begin Data supplied
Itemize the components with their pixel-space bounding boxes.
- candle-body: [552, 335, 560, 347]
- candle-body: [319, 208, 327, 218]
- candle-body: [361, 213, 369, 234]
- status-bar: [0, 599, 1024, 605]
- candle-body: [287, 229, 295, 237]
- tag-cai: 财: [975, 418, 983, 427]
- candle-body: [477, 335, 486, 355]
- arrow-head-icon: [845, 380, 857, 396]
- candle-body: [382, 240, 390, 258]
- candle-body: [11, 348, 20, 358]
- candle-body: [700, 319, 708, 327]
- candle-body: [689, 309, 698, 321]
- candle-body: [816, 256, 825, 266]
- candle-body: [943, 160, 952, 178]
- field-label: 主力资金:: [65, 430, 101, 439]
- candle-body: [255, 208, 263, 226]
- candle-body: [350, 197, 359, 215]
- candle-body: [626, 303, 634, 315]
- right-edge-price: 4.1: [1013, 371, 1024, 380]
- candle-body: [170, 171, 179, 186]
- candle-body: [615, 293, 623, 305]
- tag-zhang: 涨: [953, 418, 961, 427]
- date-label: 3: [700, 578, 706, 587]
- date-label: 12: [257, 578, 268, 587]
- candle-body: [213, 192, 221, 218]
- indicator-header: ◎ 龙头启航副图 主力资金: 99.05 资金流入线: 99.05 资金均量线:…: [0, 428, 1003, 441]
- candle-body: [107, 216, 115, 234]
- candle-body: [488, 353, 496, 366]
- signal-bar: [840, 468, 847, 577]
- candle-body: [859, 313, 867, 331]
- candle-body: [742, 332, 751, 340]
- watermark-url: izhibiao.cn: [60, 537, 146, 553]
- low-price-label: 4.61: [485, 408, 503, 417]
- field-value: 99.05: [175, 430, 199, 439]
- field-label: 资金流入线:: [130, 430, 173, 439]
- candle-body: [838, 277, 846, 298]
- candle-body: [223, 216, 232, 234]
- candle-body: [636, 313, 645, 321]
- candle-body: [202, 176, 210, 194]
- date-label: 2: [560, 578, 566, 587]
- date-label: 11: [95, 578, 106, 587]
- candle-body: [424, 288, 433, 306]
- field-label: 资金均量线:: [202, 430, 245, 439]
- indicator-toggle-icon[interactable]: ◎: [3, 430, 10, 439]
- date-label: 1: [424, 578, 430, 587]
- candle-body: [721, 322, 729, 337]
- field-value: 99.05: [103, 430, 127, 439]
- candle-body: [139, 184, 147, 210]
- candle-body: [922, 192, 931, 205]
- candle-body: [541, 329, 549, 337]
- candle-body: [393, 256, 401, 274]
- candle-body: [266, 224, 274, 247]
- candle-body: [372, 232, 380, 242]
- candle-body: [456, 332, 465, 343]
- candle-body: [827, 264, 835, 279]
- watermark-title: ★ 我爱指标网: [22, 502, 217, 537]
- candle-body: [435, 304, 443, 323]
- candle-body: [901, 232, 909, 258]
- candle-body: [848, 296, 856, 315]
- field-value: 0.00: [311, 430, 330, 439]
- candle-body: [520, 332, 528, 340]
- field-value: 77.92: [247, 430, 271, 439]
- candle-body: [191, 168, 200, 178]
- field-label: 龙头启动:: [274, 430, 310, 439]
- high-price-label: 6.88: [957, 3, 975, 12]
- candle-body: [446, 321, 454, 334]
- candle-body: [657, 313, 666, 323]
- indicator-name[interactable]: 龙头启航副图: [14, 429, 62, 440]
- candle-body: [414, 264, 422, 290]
end Data supplied
### What is being asked
Please copy out all of the items above line for line, with no changes.

### Written reply
Itemize the components with their pixel-space bounding boxes.
- candle-body: [552, 335, 560, 347]
- candle-body: [319, 208, 327, 218]
- candle-body: [361, 213, 369, 234]
- status-bar: [0, 599, 1024, 605]
- candle-body: [287, 229, 295, 237]
- tag-cai: 财: [975, 418, 983, 427]
- candle-body: [477, 335, 486, 355]
- arrow-head-icon: [845, 380, 857, 396]
- candle-body: [382, 240, 390, 258]
- candle-body: [11, 348, 20, 358]
- candle-body: [700, 319, 708, 327]
- candle-body: [689, 309, 698, 321]
- candle-body: [816, 256, 825, 266]
- candle-body: [943, 160, 952, 178]
- field-label: 主力资金:: [65, 430, 101, 439]
- candle-body: [255, 208, 263, 226]
- candle-body: [350, 197, 359, 215]
- candle-body: [626, 303, 634, 315]
- right-edge-price: 4.1: [1013, 371, 1024, 380]
- candle-body: [170, 171, 179, 186]
- candle-body: [615, 293, 623, 305]
- tag-zhang: 涨: [953, 418, 961, 427]
- date-label: 3: [700, 578, 706, 587]
- date-label: 12: [257, 578, 268, 587]
- candle-body: [213, 192, 221, 218]
- indicator-header: ◎ 龙头启航副图 主力资金: 99.05 资金流入线: 99.05 资金均量线:…: [0, 428, 1003, 441]
- candle-body: [107, 216, 115, 234]
- candle-body: [488, 353, 496, 366]
- signal-bar: [840, 468, 847, 577]
- candle-body: [859, 313, 867, 331]
- candle-body: [742, 332, 751, 340]
- watermark-url: izhibiao.cn: [60, 537, 146, 553]
- low-price-label: 4.61: [485, 408, 503, 417]
- field-value: 99.05: [175, 430, 199, 439]
- field-label: 资金流入线:: [130, 430, 173, 439]
- candle-body: [838, 277, 846, 298]
- candle-body: [223, 216, 232, 234]
- candle-body: [636, 313, 645, 321]
- candle-body: [202, 176, 210, 194]
- date-label: 2: [560, 578, 566, 587]
- date-label: 11: [95, 578, 106, 587]
- candle-body: [424, 288, 433, 306]
- field-label: 资金均量线:: [202, 430, 245, 439]
- indicator-toggle-icon[interactable]: ◎: [3, 430, 10, 439]
- date-label: 1: [424, 578, 430, 587]
- candle-body: [721, 322, 729, 337]
- field-value: 99.05: [103, 430, 127, 439]
- candle-body: [139, 184, 147, 210]
- candle-body: [922, 192, 931, 205]
- candle-body: [541, 329, 549, 337]
- candle-body: [393, 256, 401, 274]
- candle-body: [266, 224, 274, 247]
- candle-body: [372, 232, 380, 242]
- candle-body: [456, 332, 465, 343]
- candle-body: [827, 264, 835, 279]
- watermark-title: ★ 我爱指标网: [22, 502, 217, 537]
- candle-body: [435, 304, 443, 323]
- candle-body: [901, 232, 909, 258]
- candle-body: [848, 296, 856, 315]
- field-value: 0.00: [311, 430, 330, 439]
- candle-body: [520, 332, 528, 340]
- field-value: 77.92: [247, 430, 271, 439]
- candle-body: [191, 168, 200, 178]
- field-label: 龙头启动:: [274, 430, 310, 439]
- high-price-label: 6.88: [957, 3, 975, 12]
- candle-body: [446, 321, 454, 334]
- candle-body: [657, 313, 666, 323]
- indicator-name[interactable]: 龙头启航副图: [14, 429, 62, 440]
- candle-body: [414, 264, 422, 290]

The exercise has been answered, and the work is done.